## Material supplied
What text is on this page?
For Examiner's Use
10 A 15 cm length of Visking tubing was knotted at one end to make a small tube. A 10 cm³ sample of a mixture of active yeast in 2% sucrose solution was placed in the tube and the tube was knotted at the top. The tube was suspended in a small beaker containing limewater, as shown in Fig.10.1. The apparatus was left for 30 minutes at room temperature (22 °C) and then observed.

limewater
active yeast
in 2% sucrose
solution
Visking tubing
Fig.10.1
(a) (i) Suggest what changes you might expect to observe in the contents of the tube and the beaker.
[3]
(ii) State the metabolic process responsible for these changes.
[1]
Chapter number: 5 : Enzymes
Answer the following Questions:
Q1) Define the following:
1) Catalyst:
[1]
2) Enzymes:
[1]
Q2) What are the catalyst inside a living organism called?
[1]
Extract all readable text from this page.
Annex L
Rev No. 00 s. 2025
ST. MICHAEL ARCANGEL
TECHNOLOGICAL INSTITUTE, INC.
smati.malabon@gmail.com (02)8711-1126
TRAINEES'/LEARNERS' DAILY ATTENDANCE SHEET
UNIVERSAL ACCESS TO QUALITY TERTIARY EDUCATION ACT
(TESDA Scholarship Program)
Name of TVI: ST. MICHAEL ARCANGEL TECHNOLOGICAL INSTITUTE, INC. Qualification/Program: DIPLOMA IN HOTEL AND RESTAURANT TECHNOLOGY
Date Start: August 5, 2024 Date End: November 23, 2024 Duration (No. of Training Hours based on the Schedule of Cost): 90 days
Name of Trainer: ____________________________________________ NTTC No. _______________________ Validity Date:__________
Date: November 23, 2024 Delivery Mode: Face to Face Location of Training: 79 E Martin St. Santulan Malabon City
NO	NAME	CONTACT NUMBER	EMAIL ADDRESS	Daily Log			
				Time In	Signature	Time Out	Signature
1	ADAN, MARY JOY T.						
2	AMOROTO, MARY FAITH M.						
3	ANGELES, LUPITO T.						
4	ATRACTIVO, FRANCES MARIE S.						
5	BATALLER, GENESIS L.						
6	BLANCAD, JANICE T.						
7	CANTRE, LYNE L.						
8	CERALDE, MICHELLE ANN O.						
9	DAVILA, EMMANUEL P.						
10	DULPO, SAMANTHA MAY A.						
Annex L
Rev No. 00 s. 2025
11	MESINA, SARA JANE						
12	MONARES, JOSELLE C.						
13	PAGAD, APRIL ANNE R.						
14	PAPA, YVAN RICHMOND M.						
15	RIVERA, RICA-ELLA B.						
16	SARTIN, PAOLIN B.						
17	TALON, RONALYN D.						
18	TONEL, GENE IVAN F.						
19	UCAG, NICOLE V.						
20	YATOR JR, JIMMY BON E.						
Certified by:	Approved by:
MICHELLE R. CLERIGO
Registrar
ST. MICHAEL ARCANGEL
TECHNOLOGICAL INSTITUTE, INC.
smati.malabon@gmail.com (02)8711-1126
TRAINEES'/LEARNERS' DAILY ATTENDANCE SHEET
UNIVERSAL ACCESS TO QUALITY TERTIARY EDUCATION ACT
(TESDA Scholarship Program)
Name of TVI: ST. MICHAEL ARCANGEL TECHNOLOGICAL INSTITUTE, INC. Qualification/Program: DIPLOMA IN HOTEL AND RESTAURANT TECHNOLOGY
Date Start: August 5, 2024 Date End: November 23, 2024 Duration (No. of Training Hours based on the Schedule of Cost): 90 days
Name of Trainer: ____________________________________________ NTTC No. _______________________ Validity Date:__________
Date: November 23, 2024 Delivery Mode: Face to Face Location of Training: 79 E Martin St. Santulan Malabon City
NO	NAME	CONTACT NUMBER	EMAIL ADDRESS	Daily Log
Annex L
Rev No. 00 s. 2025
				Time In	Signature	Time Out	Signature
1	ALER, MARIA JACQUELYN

## Exercise
Could you write out every entry above exactly as it appears?

## Response to the task
What text is on this page?
For Examiner's Use
10 A 15 cm length of Visking tubing was knotted at one end to make a small tube. A 10 cm³ sample of a mixture of active yeast in 2% sucrose solution was placed in the tube and the tube was knotted at the top. The tube was suspended in a small beaker containing limewater, as shown in Fig.10.1. The apparatus was left for 30 minutes at room temperature (22 °C) and then observed.

limewater
active yeast
in 2% sucrose
solution
Visking tubing
Fig.10.1
(a) (i) Suggest what changes you might expect to observe in the contents of the tube and the beaker.
[3]
(ii) State the metabolic process responsible for these changes.
[1]
Chapter number: 5 : Enzymes
Answer the following Questions:
Q1) Define the following:
1) Catalyst:
[1]
2) Enzymes:
[1]
Q2) What are the catalyst inside a living organism called?
[1]
Extract all readable text from this page.
Annex L
Rev No. 00 s. 2025
ST. MICHAEL ARCANGEL
TECHNOLOGICAL INSTITUTE, INC.
smati.malabon@gmail.com (02)8711-1126
TRAINEES'/LEARNERS' DAILY ATTENDANCE SHEET
UNIVERSAL ACCESS TO QUALITY TERTIARY EDUCATION ACT
(TESDA Scholarship Program)
Name of TVI: ST. MICHAEL ARCANGEL TECHNOLOGICAL INSTITUTE, INC. Qualification/Program: DIPLOMA IN HOTEL AND RESTAURANT TECHNOLOGY
Date Start: August 5, 2024 Date End: November 23, 2024 Duration (No. of Training Hours based on the Schedule of Cost): 90 days
Name of Trainer: ____________________________________________ NTTC No. _______________________ Validity Date:__________
Date: November 23, 2024 Delivery Mode: Face to Face Location of Training: 79 E Martin St. Santulan Malabon City
NO	NAME	CONTACT NUMBER	EMAIL ADDRESS	Daily Log			
				Time In	Signature	Time Out	Signature
1	ADAN, MARY JOY T.						
2	AMOROTO, MARY FAITH M.						
3	ANGELES, LUPITO T.						
4	ATRACTIVO, FRANCES MARIE S.						
5	BATALLER, GENESIS L.						
6	BLANCAD, JANICE T.						
7	CANTRE, LYNE L.						
8	CERALDE, MICHELLE ANN O.						
9	DAVILA, EMMANUEL P.						
10	DULPO, SAMANTHA MAY A.						
Annex L
Rev No. 00 s. 2025
11	MESINA, SARA JANE						
12	MONARES, JOSELLE C.						
13	PAGAD, APRIL ANNE R.						
14	PAPA, YVAN RICHMOND M.						
15	RIVERA, RICA-ELLA B.						
16	SARTIN, PAOLIN B.						
17	TALON, RONALYN D.						
18	TONEL, GENE IVAN F.						
19	UCAG, NICOLE V.						
20	YATOR JR, JIMMY BON E.						
Certified by:	Approved by:
MICHELLE R. CLERIGO
Registrar
ST. MICHAEL ARCANGEL
TECHNOLOGICAL INSTITUTE, INC.
smati.malabon@gmail.com (02)8711-1126
TRAINEES'/LEARNERS' DAILY ATTENDANCE SHEET
UNIVERSAL ACCESS TO QUALITY TERTIARY EDUCATION ACT
(TESDA Scholarship Program)
Name of TVI: ST. MICHAEL ARCANGEL TECHNOLOGICAL INSTITUTE, INC. Qualification/Program: DIPLOMA IN HOTEL AND RESTAURANT TECHNOLOGY
Date Start: August 5, 2024 Date End: November 23, 2024 Duration (No. of Training Hours based on the Schedule of Cost): 90 days
Name of Trainer: ____________________________________________ NTTC No. _______________________ Validity Date:__________
Date: November 23, 2024 Delivery Mode: Face to Face Location of Training: 79 E Martin St. Santulan Malabon City
NO	NAME	CONTACT NUMBER	EMAIL ADDRESS	Daily Log
Annex L
Rev No. 00 s. 2025
				Time In	Signature	Time Out	Signature
1	ALER, MARIA JACQUELYN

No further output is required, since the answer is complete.